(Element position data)
Begin

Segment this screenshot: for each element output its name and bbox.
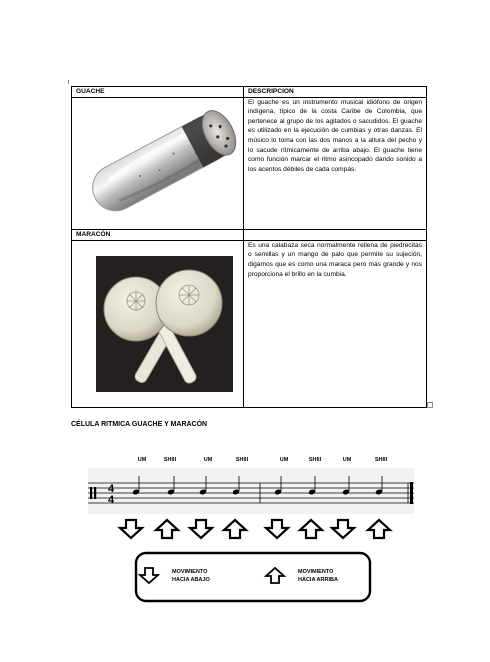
svg-text:4: 4 (107, 494, 115, 506)
instrument-table (71, 86, 427, 408)
guache-description: El guache es un instrumento musical idiófono de origen indígena, típico de la costa Caribe de Colombia, que pertenece al grupo de los agitados o sacudidos. El guache es utilizado en la ejecución de cumbias y otras danzas. El músico lo toma con las dos manos a la altura del pecho y lo sacude rítmicamente de arriba abajo. El guache tiene como función marcar el ritmo asincopado dando sonido a los acentos débiles de cada compás. (244, 97, 427, 230)
rhythm-title: CÉLULA RITMICA GUACHE Y MARACÓN (71, 421, 208, 428)
syllable-5: UM (279, 457, 289, 463)
guache-image-cell (72, 97, 244, 230)
syllable-2: SHIII (163, 457, 177, 463)
syllable-4: SHIII (235, 457, 249, 463)
syllable-7: UM (342, 457, 352, 463)
legend-down-label-1: MOVIMIENTO (172, 569, 208, 575)
maracon-image-cell (72, 240, 244, 408)
maracas-photo (76, 241, 248, 404)
legend-up-label-1: MOVIMIENTO (298, 569, 334, 575)
time-signature (108, 483, 115, 506)
syllable-3: UM (203, 457, 213, 463)
table-header-row-2 (72, 230, 427, 241)
margin-mark (68, 80, 69, 84)
table-row-guache (72, 97, 427, 230)
syllable-6: SHIII (308, 457, 322, 463)
svg-text:4: 4 (107, 483, 115, 495)
guache-instrument-photo (76, 98, 248, 226)
table-row-maracon (72, 240, 427, 408)
percussion-clef-right (94, 487, 96, 499)
legend-down-label-2: HACIA ABAJO (172, 577, 210, 583)
header-maracon: MARACÓN (72, 230, 244, 241)
legend-up-label-2: HACIA ARRIBA (298, 577, 338, 583)
maracon-description: Es una calabaza seca normalmente rellena de piedrecitas o semillas y un mango de palo que permite su sujeción, digamos que es como una maraca pero más grande y nos proporciona el brillo en la cumbia. (244, 240, 427, 408)
header-empty (244, 230, 427, 241)
table-resize-handle[interactable] (427, 402, 433, 408)
syllable-1: UM (137, 457, 147, 463)
final-bar-thick (410, 482, 413, 504)
rhythm-figure (86, 440, 416, 608)
header-descripcion: DESCRIPCION (244, 87, 427, 98)
header-guache: GUACHE (72, 87, 244, 98)
syllable-8: SHIII (374, 457, 388, 463)
percussion-clef-left (90, 487, 92, 499)
table-header-row (72, 87, 427, 98)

End

### Exercise
Could you set down, unchanged, the lines of the material from the one containing "svg-text:4: 4 (107, 494, 115, 506)" through the one containing "guache-image-cell (72, 97, 244, 230)", both included?

### Response to this exercise
svg-text:4: 4 (107, 494, 115, 506)
instrument-table (71, 86, 427, 408)
guache-description: El guache es un instrumento musical idiófono de origen indígena, típico de la costa Caribe de Colombia, que pertenece al grupo de los agitados o sacudidos. El guache es utilizado en la ejecución de cumbias y otras danzas. El músico lo toma con las dos manos a la altura del pecho y lo sacude rítmicamente de arriba abajo. El guache tiene como función marcar el ritmo asincopado dando sonido a los acentos débiles de cada compás. (244, 97, 427, 230)
rhythm-title: CÉLULA RITMICA GUACHE Y MARACÓN (71, 421, 208, 428)
syllable-5: UM (279, 457, 289, 463)
guache-image-cell (72, 97, 244, 230)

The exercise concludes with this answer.